→ **Your objective**
Copy word for word, without any change, the lines of the material below from the one containing "cell-treatment: 3 (2.4) — [751, 307, 805, 330]" through the one containing "row-label: Development — [91, 429, 200, 452]", both included.

→ **Excerpted records**
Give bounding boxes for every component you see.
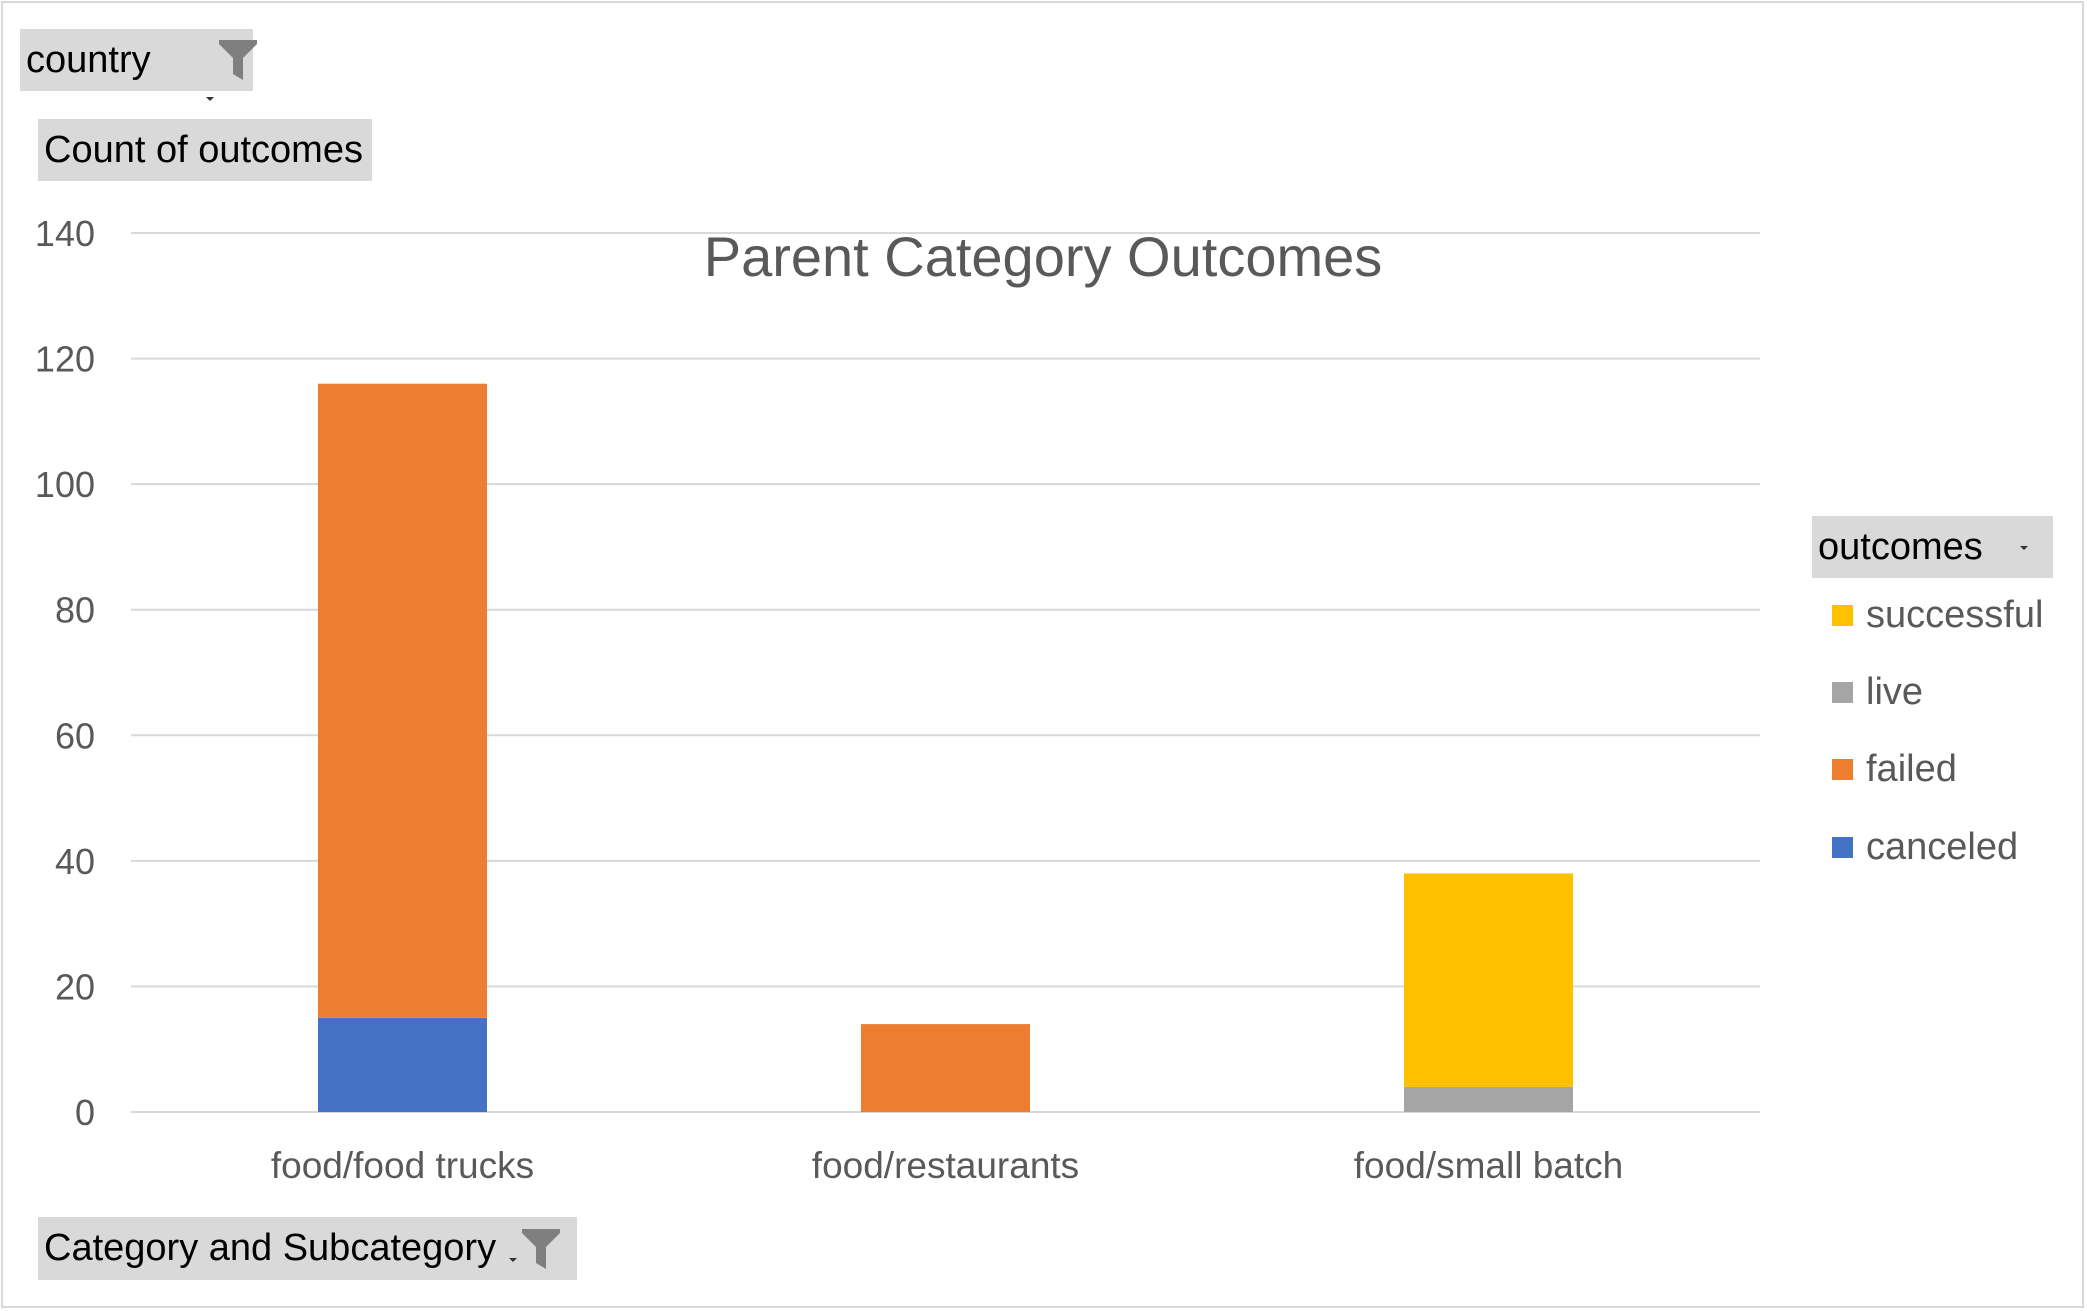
funnel-icon xyxy=(522,1229,560,1269)
legend-item-failed[interactable]: failed xyxy=(1832,748,1957,791)
legend-label-successful: successful xyxy=(1866,594,2044,636)
values-field-button[interactable]: Count of outcomes xyxy=(38,119,372,181)
chevron-down-icon xyxy=(509,1258,517,1262)
country-filter-button[interactable]: country xyxy=(20,29,257,101)
values-field-label: Count of outcomes xyxy=(44,128,363,171)
legend-swatch-failed xyxy=(1832,759,1853,780)
legend-swatch-canceled xyxy=(1832,837,1853,858)
legend-item-canceled[interactable]: canceled xyxy=(1832,826,2018,869)
chevron-down-icon xyxy=(2020,546,2028,550)
outcomes-legend-button[interactable]: outcomes xyxy=(1812,516,2053,578)
legend-label-canceled: canceled xyxy=(1866,826,2019,868)
legend-label-failed: failed xyxy=(1866,748,1957,790)
outcomes-legend-label: outcomes xyxy=(1818,525,1983,568)
legend-label-live: live xyxy=(1866,671,1924,713)
legend-swatch-live xyxy=(1832,682,1853,703)
category-filter-label: Category and Subcategory xyxy=(44,1227,497,1269)
legend-swatch-successful xyxy=(1832,605,1853,626)
chevron-down-icon xyxy=(206,97,214,101)
category-filter-button[interactable]: Category and Subcategory xyxy=(38,1217,577,1280)
country-filter-label: country xyxy=(26,38,151,81)
legend-item-live[interactable]: live xyxy=(1832,671,1923,714)
legend-item-successful[interactable]: successful xyxy=(1832,594,2043,637)
funnel-icon xyxy=(219,40,257,80)
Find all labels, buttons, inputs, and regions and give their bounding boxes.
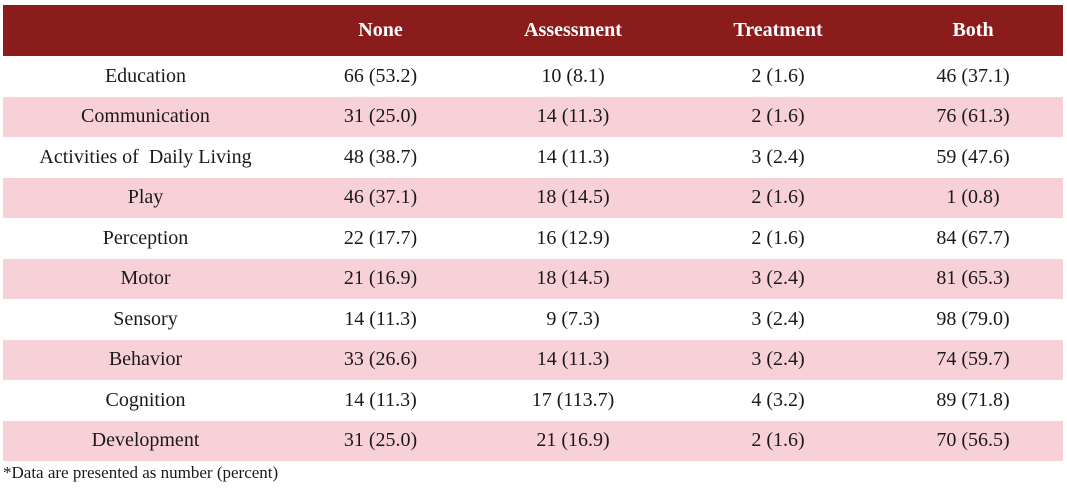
cell-treatment: 3 (2.4) — [751, 307, 805, 330]
cell-both: 76 (61.3) — [936, 105, 1010, 128]
cell-both: 1 (0.8) — [946, 186, 1000, 209]
cell-none: 46 (37.1) — [343, 186, 418, 209]
cell-both: 89 (71.8) — [936, 388, 1010, 411]
cell-none: 31 (25.0) — [343, 105, 418, 128]
cell-both: 81 (65.3) — [936, 267, 1010, 290]
cell-none: 22 (17.7) — [343, 226, 418, 249]
row-label: Development — [91, 429, 200, 452]
cell-none: 66 (53.2) — [343, 64, 418, 87]
cell-both: 70 (56.5) — [936, 429, 1010, 452]
cell-both: 46 (37.1) — [936, 64, 1010, 87]
table-row: Cognition 14 (11.3) 17 (113.7) 4 (3.2) 8… — [3, 380, 1063, 421]
cell-treatment: 2 (1.6) — [751, 186, 805, 209]
cell-treatment: 4 (3.2) — [751, 388, 805, 411]
cell-both: 59 (47.6) — [936, 145, 1010, 168]
data-table-container: None Assessment Treatment Both Education… — [3, 5, 1063, 461]
cell-treatment: 2 (1.6) — [751, 226, 805, 249]
row-label: Activities of Daily Living — [39, 145, 252, 168]
cell-assessment: 17 (113.7) — [531, 388, 615, 411]
cell-assessment: 9 (7.3) — [546, 307, 600, 330]
header-cell-label — [3, 5, 288, 56]
table-row: Play 46 (37.1) 18 (14.5) 2 (1.6) 1 (0.8) — [3, 177, 1063, 218]
header-cell-treatment: Treatment — [733, 19, 823, 41]
row-label: Sensory — [113, 307, 178, 330]
table-row: Education 66 (53.2) 10 (8.1) 2 (1.6) 46 … — [3, 56, 1063, 97]
cell-none: 48 (38.7) — [343, 145, 418, 168]
row-label: Perception — [102, 226, 189, 249]
cell-none: 31 (25.0) — [343, 429, 418, 452]
cell-treatment: 3 (2.4) — [751, 267, 805, 290]
cell-treatment: 2 (1.6) — [751, 64, 805, 87]
cell-none: 21 (16.9) — [343, 267, 418, 290]
row-label: Motor — [120, 267, 171, 290]
table-row: Communication 31 (25.0) 14 (11.3) 2 (1.6… — [3, 96, 1063, 137]
table-body: Education 66 (53.2) 10 (8.1) 2 (1.6) 46 … — [3, 56, 1063, 461]
row-label: Cognition — [105, 388, 186, 411]
row-label: Play — [127, 186, 164, 209]
table-row: Behavior 33 (26.6) 14 (11.3) 3 (2.4) 74 … — [3, 339, 1063, 380]
table-row: Activities of Daily Living 48 (38.7) 14 … — [3, 137, 1063, 178]
cell-assessment: 14 (11.3) — [536, 105, 610, 128]
cell-none: 14 (11.3) — [344, 388, 417, 411]
cell-both: 74 (59.7) — [936, 348, 1010, 371]
table-footnote: *Data are presented as number (percent) — [3, 463, 279, 482]
table-row: Sensory 14 (11.3) 9 (7.3) 3 (2.4) 98 (79… — [3, 299, 1063, 340]
cell-assessment: 14 (11.3) — [536, 348, 610, 371]
header-cell-assessment: Assessment — [524, 19, 622, 41]
row-label: Communication — [81, 105, 210, 128]
cell-none: 33 (26.6) — [343, 348, 418, 371]
cell-treatment: 2 (1.6) — [751, 105, 805, 128]
cell-treatment: 3 (2.4) — [751, 348, 805, 371]
cell-none: 14 (11.3) — [344, 307, 417, 330]
cell-both: 84 (67.7) — [936, 226, 1010, 249]
row-label: Education — [104, 64, 187, 87]
table-row: Perception 22 (17.7) 16 (12.9) 2 (1.6) 8… — [3, 218, 1063, 259]
cell-both: 98 (79.0) — [936, 307, 1010, 330]
header-row: None Assessment Treatment Both — [3, 5, 1063, 56]
cell-assessment: 14 (11.3) — [536, 145, 610, 168]
table-row: Motor 21 (16.9) 18 (14.5) 3 (2.4) 81 (65… — [3, 258, 1063, 299]
cell-assessment: 18 (14.5) — [536, 267, 610, 290]
header-cell-both: Both — [952, 19, 994, 41]
cell-assessment: 18 (14.5) — [536, 186, 610, 209]
data-table: None Assessment Treatment Both Education… — [3, 5, 1063, 461]
cell-assessment: 21 (16.9) — [536, 429, 610, 452]
table-header: None Assessment Treatment Both — [3, 5, 1063, 56]
row-label: Behavior — [108, 348, 183, 371]
cell-assessment: 16 (12.9) — [536, 226, 610, 249]
cell-treatment: 2 (1.6) — [751, 429, 805, 452]
header-cell-none: None — [358, 19, 403, 41]
cell-assessment: 10 (8.1) — [541, 64, 605, 87]
cell-treatment: 3 (2.4) — [751, 145, 805, 168]
table-row: Development 31 (25.0) 21 (16.9) 2 (1.6) … — [3, 420, 1063, 461]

→ **Correct result**
cell-treatment: 3 (2.4) — [751, 307, 805, 330]
cell-both: 76 (61.3) — [936, 105, 1010, 128]
cell-both: 1 (0.8) — [946, 186, 1000, 209]
cell-none: 46 (37.1) — [343, 186, 418, 209]
cell-both: 89 (71.8) — [936, 388, 1010, 411]
cell-none: 31 (25.0) — [343, 105, 418, 128]
cell-both: 81 (65.3) — [936, 267, 1010, 290]
cell-none: 22 (17.7) — [343, 226, 418, 249]
row-label: Development — [91, 429, 200, 452]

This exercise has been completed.